**CHALLENGE:** Repeat the records in full and exactly, omitting pictures.

------------

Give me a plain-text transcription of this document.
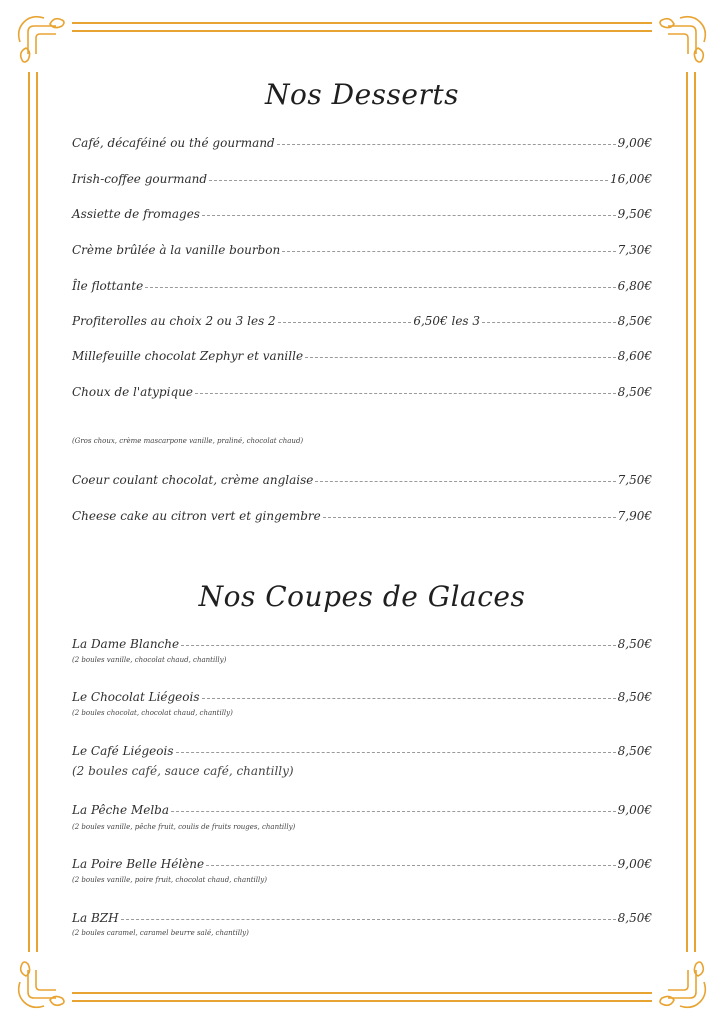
Nos Desserts
Café, décaféiné ou thé gourmand	9,00€
Irish-coffee gourmand	16,00€
Assiette de fromages	9,50€
Crème brûlée à la vanille bourbon	7,30€
Île flottante	6,80€
Profiterolles au choix 2 ou 3 les 2	6,50€ les 3	8,50€
Millefeuille chocolat Zephyr et vanille	8,60€
Choux de l'atypique	8,50€
(Gros choux, crème mascarpone vanille, praliné, chocolat chaud)
Coeur coulant chocolat, crème anglaise	7,50€
Cheese cake au citron vert et gingembre	7,90€
Nos Coupes de Glaces
La Dame Blanche	8,50€
(2 boules vanille, chocolat chaud, chantilly)
Le Chocolat Liégeois	8,50€
(2 boules chocolat, chocolat chaud, chantilly)
Le Café Liégeois	8,50€
(2 boules café, sauce café, chantilly)
La Pêche Melba	9,00€
(2 boules vanille, pêche fruit, coulis de fruits rouges, chantilly)
La Poire Belle Hélène	9,00€
(2 boules vanille, poire fruit, chocolat chaud, chantilly)
La BZH	8,50€
(2 boules caramel, caramel beurre salé, chantilly)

------------

**SOLUTION:**
Give me a plain-text transcription of this document.
Nos Desserts
Café, décaféiné ou thé gourmand	9,00€
Irish-coffee gourmand	16,00€
Assiette de fromages	9,50€
Crème brûlée à la vanille bourbon	7,30€
Île flottante	6,80€
Profiterolles au choix 2 ou 3 les 2	6,50€ les 3	8,50€
Millefeuille chocolat Zephyr et vanille	8,60€
Choux de l'atypique	8,50€
(Gros choux, crème mascarpone vanille, praliné, chocolat chaud)
Coeur coulant chocolat, crème anglaise	7,50€
Cheese cake au citron vert et gingembre	7,90€
Nos Coupes de Glaces
La Dame Blanche	8,50€
(2 boules vanille, chocolat chaud, chantilly)
Le Chocolat Liégeois	8,50€
(2 boules chocolat, chocolat chaud, chantilly)
Le Café Liégeois	8,50€
(2 boules café, sauce café, chantilly)
La Pêche Melba	9,00€
(2 boules vanille, pêche fruit, coulis de fruits rouges, chantilly)
La Poire Belle Hélène	9,00€
(2 boules vanille, poire fruit, chocolat chaud, chantilly)
La BZH	8,50€
(2 boules caramel, caramel beurre salé, chantilly)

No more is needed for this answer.